Exercise data:
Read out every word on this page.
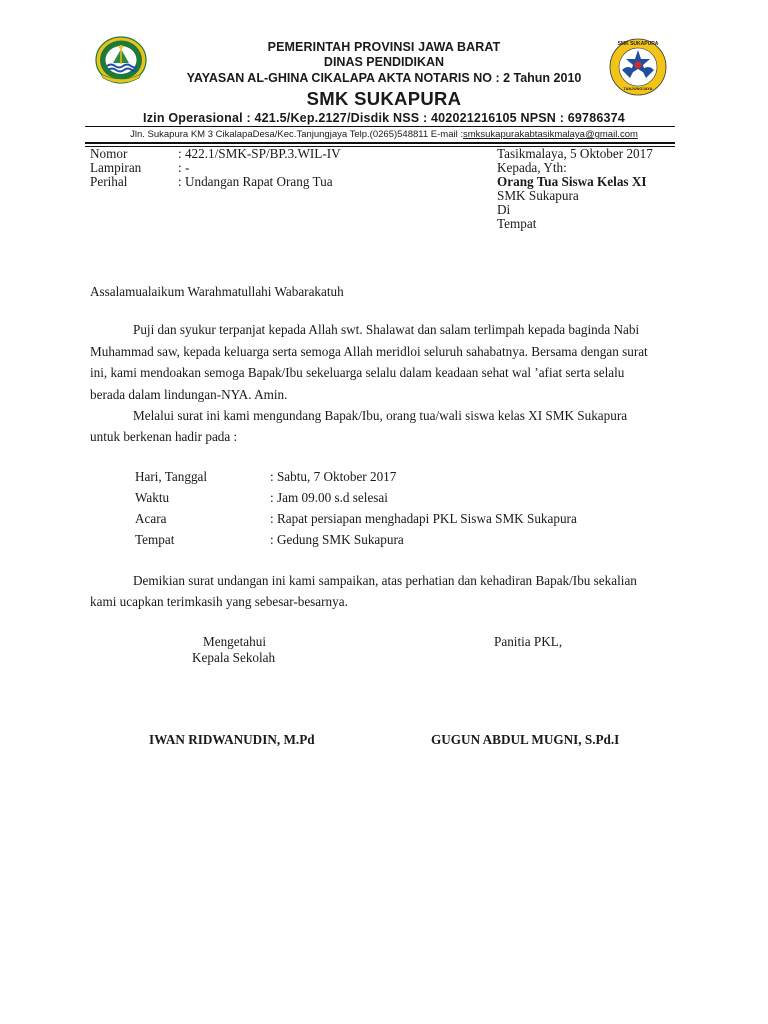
SMK SUKAPURA
TANJUNGJAYA
PEMERINTAH PROVINSI JAWA BARAT
DINAS PENDIDIKAN
YAYASAN AL-GHINA CIKALAPA AKTA NOTARIS NO : 2 Tahun 2010
SMK SUKAPURA
Izin Operasional : 421.5/Kep.2127/Disdik NSS : 402021216105 NPSN : 69786374
Jln. Sukapura KM 3 CikalapaDesa/Kec.Tanjungjaya Telp.(0265)548811 E-mail :smksukapurakabtasikmalaya@gmail.com
Nomor	: 422.1/SMK-SP/BP.3.WIL-IV
Lampiran	: -
Perihal	: Undangan Rapat Orang Tua
Tasikmalaya, 5 Oktober 2017
Kepada, Yth:
Orang Tua Siswa Kelas XI
SMK Sukapura
Di
Tempat
Assalamualaikum Warahmatullahi Wabarakatuh
Puji dan syukur terpanjat kepada Allah swt. Shalawat dan salam terlimpah kepada baginda Nabi
Muhammad saw, kepada keluarga serta semoga Allah meridloi seluruh sahabatnya. Bersama dengan surat
ini, kami mendoakan semoga Bapak/Ibu sekeluarga selalu dalam keadaan sehat wal ’afiat serta selalu
berada dalam lindungan-NYA. Amin.
Melalui surat ini kami mengundang Bapak/Ibu, orang tua/wali siswa kelas XI SMK Sukapura
untuk berkenan hadir pada :
Hari, Tanggal	: Sabtu, 7 Oktober 2017
Waktu	: Jam 09.00 s.d selesai
Acara	: Rapat persiapan menghadapi PKL Siswa SMK Sukapura
Tempat	: Gedung SMK Sukapura
Demikian surat undangan ini kami sampaikan, atas perhatian dan kehadiran Bapak/Ibu sekalian
kami ucapkan terimkasih yang sebesar-besarnya.
Mengetahui
Kepala Sekolah
Panitia PKL,
IWAN RIDWANUDIN, M.Pd	GUGUN ABDUL MUGNI, S.Pd.I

Written exercise:
The pictures should not appear in the copy; every other part of the records above must be returned exactly.

Task answer:
Read out every word on this page.
SMK SUKAPURA
TANJUNGJAYA
PEMERINTAH PROVINSI JAWA BARAT
DINAS PENDIDIKAN
YAYASAN AL-GHINA CIKALAPA AKTA NOTARIS NO : 2 Tahun 2010
SMK SUKAPURA
Izin Operasional : 421.5/Kep.2127/Disdik NSS : 402021216105 NPSN : 69786374
Jln. Sukapura KM 3 CikalapaDesa/Kec.Tanjungjaya Telp.(0265)548811 E-mail :smksukapurakabtasikmalaya@gmail.com
Nomor	: 422.1/SMK-SP/BP.3.WIL-IV
Lampiran	: -
Perihal	: Undangan Rapat Orang Tua
Tasikmalaya, 5 Oktober 2017
Kepada, Yth:
Orang Tua Siswa Kelas XI
SMK Sukapura
Di
Tempat
Assalamualaikum Warahmatullahi Wabarakatuh
Puji dan syukur terpanjat kepada Allah swt. Shalawat dan salam terlimpah kepada baginda Nabi
Muhammad saw, kepada keluarga serta semoga Allah meridloi seluruh sahabatnya. Bersama dengan surat
ini, kami mendoakan semoga Bapak/Ibu sekeluarga selalu dalam keadaan sehat wal ’afiat serta selalu
berada dalam lindungan-NYA. Amin.
Melalui surat ini kami mengundang Bapak/Ibu, orang tua/wali siswa kelas XI SMK Sukapura
untuk berkenan hadir pada :
Hari, Tanggal	: Sabtu, 7 Oktober 2017
Waktu	: Jam 09.00 s.d selesai
Acara	: Rapat persiapan menghadapi PKL Siswa SMK Sukapura
Tempat	: Gedung SMK Sukapura
Demikian surat undangan ini kami sampaikan, atas perhatian dan kehadiran Bapak/Ibu sekalian
kami ucapkan terimkasih yang sebesar-besarnya.
Mengetahui
Kepala Sekolah
Panitia PKL,
IWAN RIDWANUDIN, M.Pd	GUGUN ABDUL MUGNI, S.Pd.I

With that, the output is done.